■ Exercise brief ■
Write out, word for word, the part of the blog post that begins with the words containing "Tomorrow I am" and ends with "be conceptualised. Probably.".

■ Text segment ■
Tomorrow I am excited to be going on a Summer Tree Walk on Hampstead Heath (ahhh, Hampstead. My spiritual home... apart from Glastonbury and Cornwall, that is...okay, and Haight Ashbury) faciliatated by my friend and occasional creative collaborator, crimson-haired Aries beauty Laura Daligan, and Zoe Hind - who I haven't met before, but I read her excellent astrology blog here. To get an idea, here's a video of the last one they did. Basically we will be wandering around the Heath and learning about the magical properties of trees; the Ogham system, how to recognise certain trees, and learning about the mythology behind those trees. Awesome. And also RESEARCH. For something yet to be conceptualised. Probably.
Next, a fabulous article in The Believer with favourite initial-sharer Alan Moore. On his book, Jerusalem, currently in the writing:
" What I was trying for here is something which is quite a long way away from conventional narrative. I think it’s very readable, but the structure, the story, and the subject matter, all of these things make it very difficult to define. Parts of the books are frankly brutal social realism set in a wholly underprivileged neighborhood, and there are also chapters of outrageous fantasy dealing with ghosts, fairies, angels, and all sorts of other phantasmagoric creatures. And yet this is in a context of, largely, a social realist novel which is looking at this impoverished neighborhood and the people who pass through it over the years. So it’s a strange beast. I’ve been thinking of calling it “scientific fiction,” but that is largely out of perversity, mainly to annoy people who have a too-rigid definition of what science fiction should be.
Pretty much all of the book is predicated upon the assumption, which seems to be implicit in the work of most modern physicists since Einstein, that we inhabit a universe that has at least four spatial dimensions. There are the three dimensions that we are conventionally aware of, and there is the fourth dimension, which is also a spatial dimension, but we don’t perceive it as that. We perceive the distances of the fourth dimension as the passage of time. If I understand it correctly, I believe our entire continuum is at least a four-dimensional solid in which time is not passing, where every moment that ever existed or will exist is suspended, forever unchanging, from within this immense solid of space-time. And therefore the passage of time is an illusion that is only apparent to us as we move through this huge solid along what we perceive as the time axis.

■ Stored items ■
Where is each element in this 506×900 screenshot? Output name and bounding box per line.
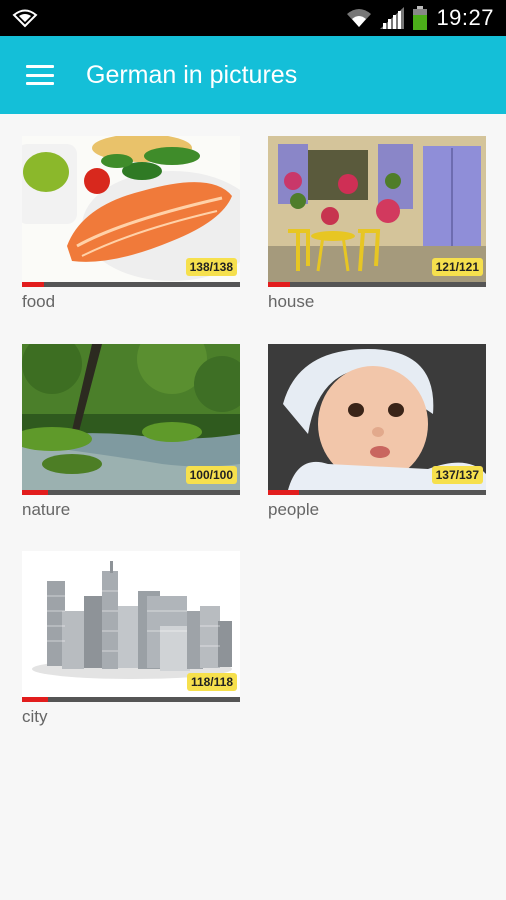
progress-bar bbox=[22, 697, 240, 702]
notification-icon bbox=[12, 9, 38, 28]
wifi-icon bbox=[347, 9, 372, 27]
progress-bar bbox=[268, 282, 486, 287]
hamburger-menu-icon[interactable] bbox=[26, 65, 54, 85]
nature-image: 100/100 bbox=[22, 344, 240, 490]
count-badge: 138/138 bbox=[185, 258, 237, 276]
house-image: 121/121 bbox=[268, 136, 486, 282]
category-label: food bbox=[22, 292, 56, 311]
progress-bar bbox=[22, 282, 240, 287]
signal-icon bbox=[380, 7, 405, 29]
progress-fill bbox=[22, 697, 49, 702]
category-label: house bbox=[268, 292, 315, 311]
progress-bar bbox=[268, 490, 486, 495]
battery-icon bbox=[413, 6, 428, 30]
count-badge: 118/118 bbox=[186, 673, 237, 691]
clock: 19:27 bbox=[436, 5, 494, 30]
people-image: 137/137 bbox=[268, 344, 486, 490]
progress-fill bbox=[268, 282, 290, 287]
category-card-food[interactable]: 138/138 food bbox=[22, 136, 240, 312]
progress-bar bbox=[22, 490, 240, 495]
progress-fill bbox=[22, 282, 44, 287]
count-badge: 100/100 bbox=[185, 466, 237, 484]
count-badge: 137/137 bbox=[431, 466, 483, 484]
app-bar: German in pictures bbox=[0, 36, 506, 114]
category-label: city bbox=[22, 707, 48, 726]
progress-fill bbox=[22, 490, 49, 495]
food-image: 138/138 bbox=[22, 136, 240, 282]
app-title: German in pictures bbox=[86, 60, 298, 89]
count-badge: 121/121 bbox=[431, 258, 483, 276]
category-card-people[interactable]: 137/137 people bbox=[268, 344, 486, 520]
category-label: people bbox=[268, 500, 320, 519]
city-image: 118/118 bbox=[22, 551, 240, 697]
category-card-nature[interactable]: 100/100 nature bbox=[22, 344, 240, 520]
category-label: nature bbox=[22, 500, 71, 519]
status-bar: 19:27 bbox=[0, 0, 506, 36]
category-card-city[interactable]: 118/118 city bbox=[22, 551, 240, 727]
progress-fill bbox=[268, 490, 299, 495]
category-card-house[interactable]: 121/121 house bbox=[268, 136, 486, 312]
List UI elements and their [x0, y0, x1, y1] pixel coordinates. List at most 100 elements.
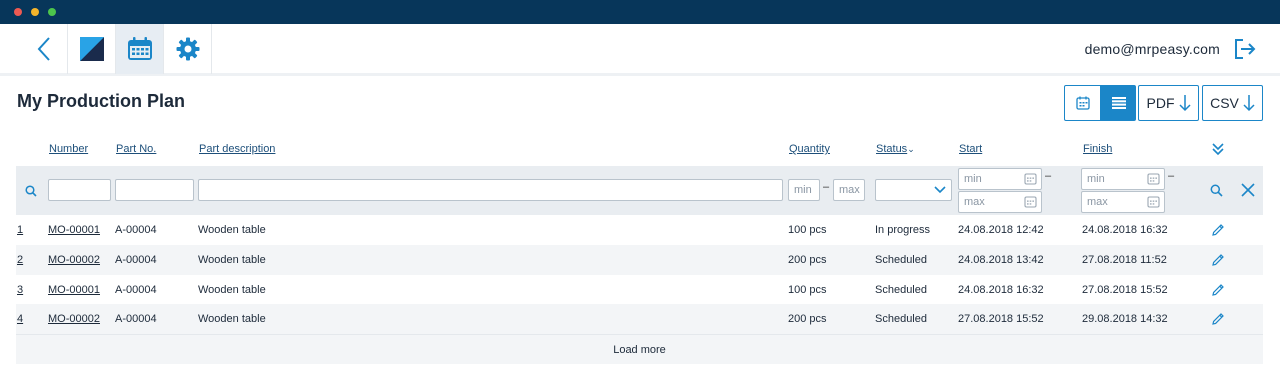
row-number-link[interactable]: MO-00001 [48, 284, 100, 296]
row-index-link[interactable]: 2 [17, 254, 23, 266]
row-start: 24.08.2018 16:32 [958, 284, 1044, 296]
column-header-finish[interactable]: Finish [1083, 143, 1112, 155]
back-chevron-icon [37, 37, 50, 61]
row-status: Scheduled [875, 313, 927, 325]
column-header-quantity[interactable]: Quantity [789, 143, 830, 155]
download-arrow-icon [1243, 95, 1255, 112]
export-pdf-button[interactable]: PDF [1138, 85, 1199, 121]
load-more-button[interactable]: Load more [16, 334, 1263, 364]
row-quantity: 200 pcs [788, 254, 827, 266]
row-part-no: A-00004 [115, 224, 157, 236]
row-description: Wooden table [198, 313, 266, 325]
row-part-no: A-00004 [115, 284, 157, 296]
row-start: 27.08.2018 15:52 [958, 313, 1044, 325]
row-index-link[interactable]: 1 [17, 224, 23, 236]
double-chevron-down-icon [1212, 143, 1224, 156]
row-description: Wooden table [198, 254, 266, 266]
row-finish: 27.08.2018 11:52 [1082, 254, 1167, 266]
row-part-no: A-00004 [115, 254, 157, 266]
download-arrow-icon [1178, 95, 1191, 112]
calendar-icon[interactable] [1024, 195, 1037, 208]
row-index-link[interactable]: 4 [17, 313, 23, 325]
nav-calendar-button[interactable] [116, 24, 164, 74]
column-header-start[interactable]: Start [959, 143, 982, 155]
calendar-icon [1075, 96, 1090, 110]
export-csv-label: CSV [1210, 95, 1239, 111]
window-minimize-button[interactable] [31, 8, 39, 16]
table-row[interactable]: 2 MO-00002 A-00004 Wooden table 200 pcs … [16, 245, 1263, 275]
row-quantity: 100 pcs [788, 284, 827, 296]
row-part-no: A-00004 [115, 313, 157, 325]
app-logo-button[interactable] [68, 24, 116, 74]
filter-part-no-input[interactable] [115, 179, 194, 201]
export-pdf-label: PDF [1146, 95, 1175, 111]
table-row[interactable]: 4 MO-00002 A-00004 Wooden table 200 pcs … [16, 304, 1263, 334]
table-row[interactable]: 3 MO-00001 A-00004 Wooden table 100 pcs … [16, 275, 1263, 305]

■ Problem solution ■
Tomorrow I am excited to be going on a Summer Tree Walk on Hampstead Heath (ahhh, Hampstead. My spiritual home... apart from Glastonbury and Cornwall, that is...okay, and Haight Ashbury) faciliatated by my friend and occasional creative collaborator, crimson-haired Aries beauty Laura Daligan, and Zoe Hind - who I haven't met before, but I read her excellent astrology blog here. To get an idea, here's a video of the last one they did. Basically we will be wandering around the Heath and learning about the magical properties of trees; the Ogham system, how to recognise certain trees, and learning about the mythology behind those trees. Awesome. And also RESEARCH. For something yet to be conceptualised. Probably.